■ **What you have to do**
Reproduce the entries below with every "candle-body" replaced by "candlestick-body" and everything else unchanged.

■ **Data section**
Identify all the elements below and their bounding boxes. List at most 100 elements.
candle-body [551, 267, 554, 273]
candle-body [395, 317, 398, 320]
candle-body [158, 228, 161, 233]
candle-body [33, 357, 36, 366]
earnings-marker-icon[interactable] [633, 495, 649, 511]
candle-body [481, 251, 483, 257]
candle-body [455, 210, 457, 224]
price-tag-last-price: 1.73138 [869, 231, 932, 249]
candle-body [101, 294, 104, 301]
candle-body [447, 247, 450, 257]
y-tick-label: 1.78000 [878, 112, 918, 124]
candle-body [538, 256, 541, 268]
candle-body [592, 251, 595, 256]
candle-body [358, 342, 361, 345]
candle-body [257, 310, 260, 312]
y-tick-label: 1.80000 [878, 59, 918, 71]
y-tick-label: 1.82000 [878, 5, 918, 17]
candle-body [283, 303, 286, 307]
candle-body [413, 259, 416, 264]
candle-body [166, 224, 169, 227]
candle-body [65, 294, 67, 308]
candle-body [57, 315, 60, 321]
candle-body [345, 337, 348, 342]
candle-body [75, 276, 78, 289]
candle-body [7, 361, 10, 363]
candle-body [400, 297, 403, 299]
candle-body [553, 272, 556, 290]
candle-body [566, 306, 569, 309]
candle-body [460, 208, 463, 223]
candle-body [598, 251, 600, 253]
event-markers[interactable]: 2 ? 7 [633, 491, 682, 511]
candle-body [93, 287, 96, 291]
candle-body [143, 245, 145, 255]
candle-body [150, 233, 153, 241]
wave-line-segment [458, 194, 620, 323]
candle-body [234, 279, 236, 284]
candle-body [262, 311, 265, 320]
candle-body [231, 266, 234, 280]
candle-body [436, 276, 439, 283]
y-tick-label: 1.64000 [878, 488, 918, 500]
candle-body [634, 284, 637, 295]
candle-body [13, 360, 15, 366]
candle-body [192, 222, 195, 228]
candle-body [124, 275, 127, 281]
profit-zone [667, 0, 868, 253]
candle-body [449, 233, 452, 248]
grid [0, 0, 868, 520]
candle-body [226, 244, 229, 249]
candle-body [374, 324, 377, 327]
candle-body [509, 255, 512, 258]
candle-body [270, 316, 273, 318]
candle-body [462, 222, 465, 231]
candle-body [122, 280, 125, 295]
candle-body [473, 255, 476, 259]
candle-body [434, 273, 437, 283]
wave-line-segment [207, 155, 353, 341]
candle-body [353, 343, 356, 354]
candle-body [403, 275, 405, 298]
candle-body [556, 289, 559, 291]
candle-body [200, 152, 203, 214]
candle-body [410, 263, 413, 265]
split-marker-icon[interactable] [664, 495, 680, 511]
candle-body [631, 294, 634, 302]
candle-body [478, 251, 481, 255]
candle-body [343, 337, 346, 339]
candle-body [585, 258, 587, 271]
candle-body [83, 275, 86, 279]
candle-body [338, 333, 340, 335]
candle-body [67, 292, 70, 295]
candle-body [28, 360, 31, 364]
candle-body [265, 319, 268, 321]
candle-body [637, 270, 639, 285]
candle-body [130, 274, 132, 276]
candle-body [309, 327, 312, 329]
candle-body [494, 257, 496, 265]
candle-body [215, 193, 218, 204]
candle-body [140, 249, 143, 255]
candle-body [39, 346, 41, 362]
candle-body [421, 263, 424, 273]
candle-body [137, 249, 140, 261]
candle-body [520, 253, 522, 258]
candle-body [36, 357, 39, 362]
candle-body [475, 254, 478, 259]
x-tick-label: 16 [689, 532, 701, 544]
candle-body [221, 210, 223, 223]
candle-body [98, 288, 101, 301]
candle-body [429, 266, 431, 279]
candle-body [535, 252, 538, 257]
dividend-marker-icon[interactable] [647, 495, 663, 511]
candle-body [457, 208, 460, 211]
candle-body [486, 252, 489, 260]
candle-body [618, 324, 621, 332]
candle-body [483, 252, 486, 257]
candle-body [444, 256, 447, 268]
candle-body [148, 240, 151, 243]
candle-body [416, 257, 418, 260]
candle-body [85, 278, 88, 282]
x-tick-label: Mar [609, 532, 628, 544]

■ **Output for this task**
Identify all the elements below and their bounding boxes. List at most 100 elements.
candlestick-body [551, 267, 554, 273]
candlestick-body [395, 317, 398, 320]
candlestick-body [158, 228, 161, 233]
candlestick-body [33, 357, 36, 366]
earnings-marker-icon[interactable] [633, 495, 649, 511]
candlestick-body [481, 251, 483, 257]
candlestick-body [455, 210, 457, 224]
price-tag-last-price: 1.73138 [869, 231, 932, 249]
candlestick-body [101, 294, 104, 301]
candlestick-body [447, 247, 450, 257]
y-tick-label: 1.78000 [878, 112, 918, 124]
candlestick-body [538, 256, 541, 268]
candlestick-body [592, 251, 595, 256]
candlestick-body [358, 342, 361, 345]
candlestick-body [257, 310, 260, 312]
y-tick-label: 1.80000 [878, 59, 918, 71]
y-tick-label: 1.82000 [878, 5, 918, 17]
candlestick-body [283, 303, 286, 307]
candlestick-body [413, 259, 416, 264]
candlestick-body [166, 224, 169, 227]
candlestick-body [65, 294, 67, 308]
candlestick-body [57, 315, 60, 321]
candlestick-body [345, 337, 348, 342]
candlestick-body [75, 276, 78, 289]
candlestick-body [7, 361, 10, 363]
candlestick-body [400, 297, 403, 299]
candlestick-body [553, 272, 556, 290]
candlestick-body [566, 306, 569, 309]
candlestick-body [460, 208, 463, 223]
candlestick-body [598, 251, 600, 253]
event-markers[interactable]: 2 ? 7 [633, 491, 682, 511]
candlestick-body [93, 287, 96, 291]
candlestick-body [143, 245, 145, 255]
candlestick-body [150, 233, 153, 241]
wave-line-segment [458, 194, 620, 323]
candlestick-body [234, 279, 236, 284]
candlestick-body [262, 311, 265, 320]
candlestick-body [231, 266, 234, 280]
candlestick-body [436, 276, 439, 283]
y-tick-label: 1.64000 [878, 488, 918, 500]
candlestick-body [634, 284, 637, 295]
candlestick-body [13, 360, 15, 366]
candlestick-body [192, 222, 195, 228]
candlestick-body [124, 275, 127, 281]
profit-zone [667, 0, 868, 253]
candlestick-body [449, 233, 452, 248]
grid [0, 0, 868, 520]
candlestick-body [226, 244, 229, 249]
candlestick-body [374, 324, 377, 327]
candlestick-body [509, 255, 512, 258]
candlestick-body [270, 316, 273, 318]
candlestick-body [462, 222, 465, 231]
candlestick-body [122, 280, 125, 295]
candlestick-body [473, 255, 476, 259]
candlestick-body [434, 273, 437, 283]
wave-line-segment [207, 155, 353, 341]
candlestick-body [353, 343, 356, 354]
candlestick-body [403, 275, 405, 298]
candlestick-body [556, 289, 559, 291]
candlestick-body [200, 152, 203, 214]
candlestick-body [410, 263, 413, 265]
split-marker-icon[interactable] [664, 495, 680, 511]
candlestick-body [631, 294, 634, 302]
candlestick-body [478, 251, 481, 255]
candlestick-body [343, 337, 346, 339]
candlestick-body [585, 258, 587, 271]
candlestick-body [83, 275, 86, 279]
candlestick-body [338, 333, 340, 335]
candlestick-body [67, 292, 70, 295]
candlestick-body [28, 360, 31, 364]
candlestick-body [265, 319, 268, 321]
candlestick-body [637, 270, 639, 285]
candlestick-body [130, 274, 132, 276]
candlestick-body [309, 327, 312, 329]
candlestick-body [494, 257, 496, 265]
candlestick-body [215, 193, 218, 204]
candlestick-body [140, 249, 143, 255]
candlestick-body [39, 346, 41, 362]
candlestick-body [421, 263, 424, 273]
candlestick-body [137, 249, 140, 261]
candlestick-body [520, 253, 522, 258]
candlestick-body [36, 357, 39, 362]
candlestick-body [475, 254, 478, 259]
x-tick-label: 16 [689, 532, 701, 544]
candlestick-body [221, 210, 223, 223]
candlestick-body [98, 288, 101, 301]
candlestick-body [429, 266, 431, 279]
candlestick-body [535, 252, 538, 257]
dividend-marker-icon[interactable] [647, 495, 663, 511]
candlestick-body [457, 208, 460, 211]
candlestick-body [486, 252, 489, 260]
candlestick-body [618, 324, 621, 332]
candlestick-body [483, 252, 486, 257]
candlestick-body [444, 256, 447, 268]
candlestick-body [148, 240, 151, 243]
candlestick-body [416, 257, 418, 260]
candlestick-body [85, 278, 88, 282]
x-tick-label: Mar [609, 532, 628, 544]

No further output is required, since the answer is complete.